→ WORK TO DO: Copy out every line exactly as given.

==============================

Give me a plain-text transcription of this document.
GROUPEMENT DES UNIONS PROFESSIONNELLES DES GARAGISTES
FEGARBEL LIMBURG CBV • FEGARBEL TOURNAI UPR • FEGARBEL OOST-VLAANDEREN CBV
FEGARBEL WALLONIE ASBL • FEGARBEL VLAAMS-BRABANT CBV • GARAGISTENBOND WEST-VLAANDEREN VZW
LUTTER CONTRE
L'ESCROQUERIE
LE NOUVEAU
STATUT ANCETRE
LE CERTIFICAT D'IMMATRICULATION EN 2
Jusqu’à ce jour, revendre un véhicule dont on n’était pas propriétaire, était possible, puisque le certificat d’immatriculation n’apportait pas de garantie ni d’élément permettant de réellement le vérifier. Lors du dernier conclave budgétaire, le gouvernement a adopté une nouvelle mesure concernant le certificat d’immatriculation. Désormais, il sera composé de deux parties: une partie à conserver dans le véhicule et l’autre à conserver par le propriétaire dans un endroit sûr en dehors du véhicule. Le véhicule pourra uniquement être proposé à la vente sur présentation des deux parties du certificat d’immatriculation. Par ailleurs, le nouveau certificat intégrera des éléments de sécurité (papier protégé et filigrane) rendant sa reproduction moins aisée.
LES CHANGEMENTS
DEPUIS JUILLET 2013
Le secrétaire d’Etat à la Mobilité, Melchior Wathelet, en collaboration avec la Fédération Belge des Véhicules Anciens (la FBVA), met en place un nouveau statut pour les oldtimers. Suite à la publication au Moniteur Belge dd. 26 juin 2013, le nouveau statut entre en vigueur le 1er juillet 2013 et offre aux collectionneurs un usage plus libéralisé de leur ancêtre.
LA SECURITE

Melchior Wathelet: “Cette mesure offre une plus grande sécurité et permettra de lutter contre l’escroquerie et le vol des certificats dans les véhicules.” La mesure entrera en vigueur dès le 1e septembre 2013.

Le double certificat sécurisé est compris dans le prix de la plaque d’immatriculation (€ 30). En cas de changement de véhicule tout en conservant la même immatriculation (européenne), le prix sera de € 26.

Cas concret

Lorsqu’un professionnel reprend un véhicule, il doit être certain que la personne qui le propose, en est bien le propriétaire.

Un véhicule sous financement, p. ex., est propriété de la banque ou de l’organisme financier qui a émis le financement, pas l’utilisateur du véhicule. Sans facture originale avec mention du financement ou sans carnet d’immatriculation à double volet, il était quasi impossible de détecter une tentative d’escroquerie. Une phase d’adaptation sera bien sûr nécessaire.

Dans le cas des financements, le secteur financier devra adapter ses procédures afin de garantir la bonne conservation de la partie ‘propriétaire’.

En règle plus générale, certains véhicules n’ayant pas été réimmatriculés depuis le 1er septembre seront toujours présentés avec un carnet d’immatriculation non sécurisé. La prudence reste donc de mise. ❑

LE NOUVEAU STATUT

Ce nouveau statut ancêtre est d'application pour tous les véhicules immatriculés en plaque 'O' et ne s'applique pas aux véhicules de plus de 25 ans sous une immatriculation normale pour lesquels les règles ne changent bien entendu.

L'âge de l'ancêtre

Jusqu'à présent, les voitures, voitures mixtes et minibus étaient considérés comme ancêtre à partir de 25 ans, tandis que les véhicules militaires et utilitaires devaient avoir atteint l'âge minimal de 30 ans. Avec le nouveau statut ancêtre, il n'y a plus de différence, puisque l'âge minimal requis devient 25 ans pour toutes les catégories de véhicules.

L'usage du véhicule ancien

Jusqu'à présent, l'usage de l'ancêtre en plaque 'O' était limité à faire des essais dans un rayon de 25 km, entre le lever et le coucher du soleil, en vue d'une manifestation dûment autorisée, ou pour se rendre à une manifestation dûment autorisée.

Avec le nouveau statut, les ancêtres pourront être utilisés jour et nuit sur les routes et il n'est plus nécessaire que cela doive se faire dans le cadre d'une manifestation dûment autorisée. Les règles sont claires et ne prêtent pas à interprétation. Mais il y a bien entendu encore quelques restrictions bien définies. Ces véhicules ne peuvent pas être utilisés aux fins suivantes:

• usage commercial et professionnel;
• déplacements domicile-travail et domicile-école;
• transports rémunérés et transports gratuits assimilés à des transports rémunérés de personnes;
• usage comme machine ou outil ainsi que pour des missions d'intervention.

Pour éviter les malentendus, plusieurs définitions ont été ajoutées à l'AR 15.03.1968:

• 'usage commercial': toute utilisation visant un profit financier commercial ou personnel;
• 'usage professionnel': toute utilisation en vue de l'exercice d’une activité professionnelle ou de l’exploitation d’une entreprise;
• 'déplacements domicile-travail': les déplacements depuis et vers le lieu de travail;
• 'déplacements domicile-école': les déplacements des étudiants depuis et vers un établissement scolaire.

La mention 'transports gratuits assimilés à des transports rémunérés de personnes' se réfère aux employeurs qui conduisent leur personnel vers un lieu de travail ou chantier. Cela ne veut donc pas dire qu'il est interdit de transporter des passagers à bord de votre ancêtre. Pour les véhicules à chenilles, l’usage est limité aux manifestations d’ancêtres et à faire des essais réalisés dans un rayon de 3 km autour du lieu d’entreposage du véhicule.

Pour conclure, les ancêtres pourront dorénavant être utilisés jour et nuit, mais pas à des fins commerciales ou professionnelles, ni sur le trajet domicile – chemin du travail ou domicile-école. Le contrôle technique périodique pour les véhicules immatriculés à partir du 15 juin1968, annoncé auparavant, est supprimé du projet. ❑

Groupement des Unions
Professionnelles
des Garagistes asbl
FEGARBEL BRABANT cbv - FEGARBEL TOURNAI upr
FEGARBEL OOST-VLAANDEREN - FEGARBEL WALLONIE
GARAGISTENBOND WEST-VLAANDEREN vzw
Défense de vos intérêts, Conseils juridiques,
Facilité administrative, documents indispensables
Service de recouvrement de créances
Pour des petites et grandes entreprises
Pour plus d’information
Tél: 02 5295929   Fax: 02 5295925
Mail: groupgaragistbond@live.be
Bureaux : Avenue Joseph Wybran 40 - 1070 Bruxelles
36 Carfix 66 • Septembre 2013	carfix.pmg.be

==============================

→ SOLUTION:
Give me a plain-text transcription of this document.
GROUPEMENT DES UNIONS PROFESSIONNELLES DES GARAGISTES
FEGARBEL LIMBURG CBV • FEGARBEL TOURNAI UPR • FEGARBEL OOST-VLAANDEREN CBV
FEGARBEL WALLONIE ASBL • FEGARBEL VLAAMS-BRABANT CBV • GARAGISTENBOND WEST-VLAANDEREN VZW
LUTTER CONTRE
L'ESCROQUERIE
LE NOUVEAU
STATUT ANCETRE
LE CERTIFICAT D'IMMATRICULATION EN 2
Jusqu’à ce jour, revendre un véhicule dont on n’était pas propriétaire, était possible, puisque le certificat d’immatriculation n’apportait pas de garantie ni d’élément permettant de réellement le vérifier. Lors du dernier conclave budgétaire, le gouvernement a adopté une nouvelle mesure concernant le certificat d’immatriculation. Désormais, il sera composé de deux parties: une partie à conserver dans le véhicule et l’autre à conserver par le propriétaire dans un endroit sûr en dehors du véhicule. Le véhicule pourra uniquement être proposé à la vente sur présentation des deux parties du certificat d’immatriculation. Par ailleurs, le nouveau certificat intégrera des éléments de sécurité (papier protégé et filigrane) rendant sa reproduction moins aisée.
LES CHANGEMENTS
DEPUIS JUILLET 2013
Le secrétaire d’Etat à la Mobilité, Melchior Wathelet, en collaboration avec la Fédération Belge des Véhicules Anciens (la FBVA), met en place un nouveau statut pour les oldtimers. Suite à la publication au Moniteur Belge dd. 26 juin 2013, le nouveau statut entre en vigueur le 1er juillet 2013 et offre aux collectionneurs un usage plus libéralisé de leur ancêtre.
LA SECURITE

Melchior Wathelet: “Cette mesure offre une plus grande sécurité et permettra de lutter contre l’escroquerie et le vol des certificats dans les véhicules.” La mesure entrera en vigueur dès le 1e septembre 2013.

Le double certificat sécurisé est compris dans le prix de la plaque d’immatriculation (€ 30). En cas de changement de véhicule tout en conservant la même immatriculation (européenne), le prix sera de € 26.

Cas concret

Lorsqu’un professionnel reprend un véhicule, il doit être certain que la personne qui le propose, en est bien le propriétaire.

Un véhicule sous financement, p. ex., est propriété de la banque ou de l’organisme financier qui a émis le financement, pas l’utilisateur du véhicule. Sans facture originale avec mention du financement ou sans carnet d’immatriculation à double volet, il était quasi impossible de détecter une tentative d’escroquerie. Une phase d’adaptation sera bien sûr nécessaire.

Dans le cas des financements, le secteur financier devra adapter ses procédures afin de garantir la bonne conservation de la partie ‘propriétaire’.

En règle plus générale, certains véhicules n’ayant pas été réimmatriculés depuis le 1er septembre seront toujours présentés avec un carnet d’immatriculation non sécurisé. La prudence reste donc de mise. ❑

LE NOUVEAU STATUT

Ce nouveau statut ancêtre est d'application pour tous les véhicules immatriculés en plaque 'O' et ne s'applique pas aux véhicules de plus de 25 ans sous une immatriculation normale pour lesquels les règles ne changent bien entendu.

L'âge de l'ancêtre

Jusqu'à présent, les voitures, voitures mixtes et minibus étaient considérés comme ancêtre à partir de 25 ans, tandis que les véhicules militaires et utilitaires devaient avoir atteint l'âge minimal de 30 ans. Avec le nouveau statut ancêtre, il n'y a plus de différence, puisque l'âge minimal requis devient 25 ans pour toutes les catégories de véhicules.

L'usage du véhicule ancien

Jusqu'à présent, l'usage de l'ancêtre en plaque 'O' était limité à faire des essais dans un rayon de 25 km, entre le lever et le coucher du soleil, en vue d'une manifestation dûment autorisée, ou pour se rendre à une manifestation dûment autorisée.

Avec le nouveau statut, les ancêtres pourront être utilisés jour et nuit sur les routes et il n'est plus nécessaire que cela doive se faire dans le cadre d'une manifestation dûment autorisée. Les règles sont claires et ne prêtent pas à interprétation. Mais il y a bien entendu encore quelques restrictions bien définies. Ces véhicules ne peuvent pas être utilisés aux fins suivantes:

• usage commercial et professionnel;
• déplacements domicile-travail et domicile-école;
• transports rémunérés et transports gratuits assimilés à des transports rémunérés de personnes;
• usage comme machine ou outil ainsi que pour des missions d'intervention.

Pour éviter les malentendus, plusieurs définitions ont été ajoutées à l'AR 15.03.1968:

• 'usage commercial': toute utilisation visant un profit financier commercial ou personnel;
• 'usage professionnel': toute utilisation en vue de l'exercice d’une activité professionnelle ou de l’exploitation d’une entreprise;
• 'déplacements domicile-travail': les déplacements depuis et vers le lieu de travail;
• 'déplacements domicile-école': les déplacements des étudiants depuis et vers un établissement scolaire.

La mention 'transports gratuits assimilés à des transports rémunérés de personnes' se réfère aux employeurs qui conduisent leur personnel vers un lieu de travail ou chantier. Cela ne veut donc pas dire qu'il est interdit de transporter des passagers à bord de votre ancêtre. Pour les véhicules à chenilles, l’usage est limité aux manifestations d’ancêtres et à faire des essais réalisés dans un rayon de 3 km autour du lieu d’entreposage du véhicule.

Pour conclure, les ancêtres pourront dorénavant être utilisés jour et nuit, mais pas à des fins commerciales ou professionnelles, ni sur le trajet domicile – chemin du travail ou domicile-école. Le contrôle technique périodique pour les véhicules immatriculés à partir du 15 juin1968, annoncé auparavant, est supprimé du projet. ❑

Groupement des Unions
Professionnelles
des Garagistes asbl
FEGARBEL BRABANT cbv - FEGARBEL TOURNAI upr
FEGARBEL OOST-VLAANDEREN - FEGARBEL WALLONIE
GARAGISTENBOND WEST-VLAANDEREN vzw
Défense de vos intérêts, Conseils juridiques,
Facilité administrative, documents indispensables
Service de recouvrement de créances
Pour des petites et grandes entreprises
Pour plus d’information
Tél: 02 5295929   Fax: 02 5295925
Mail: groupgaragistbond@live.be
Bureaux : Avenue Joseph Wybran 40 - 1070 Bruxelles
36 Carfix 66 • Septembre 2013	carfix.pmg.be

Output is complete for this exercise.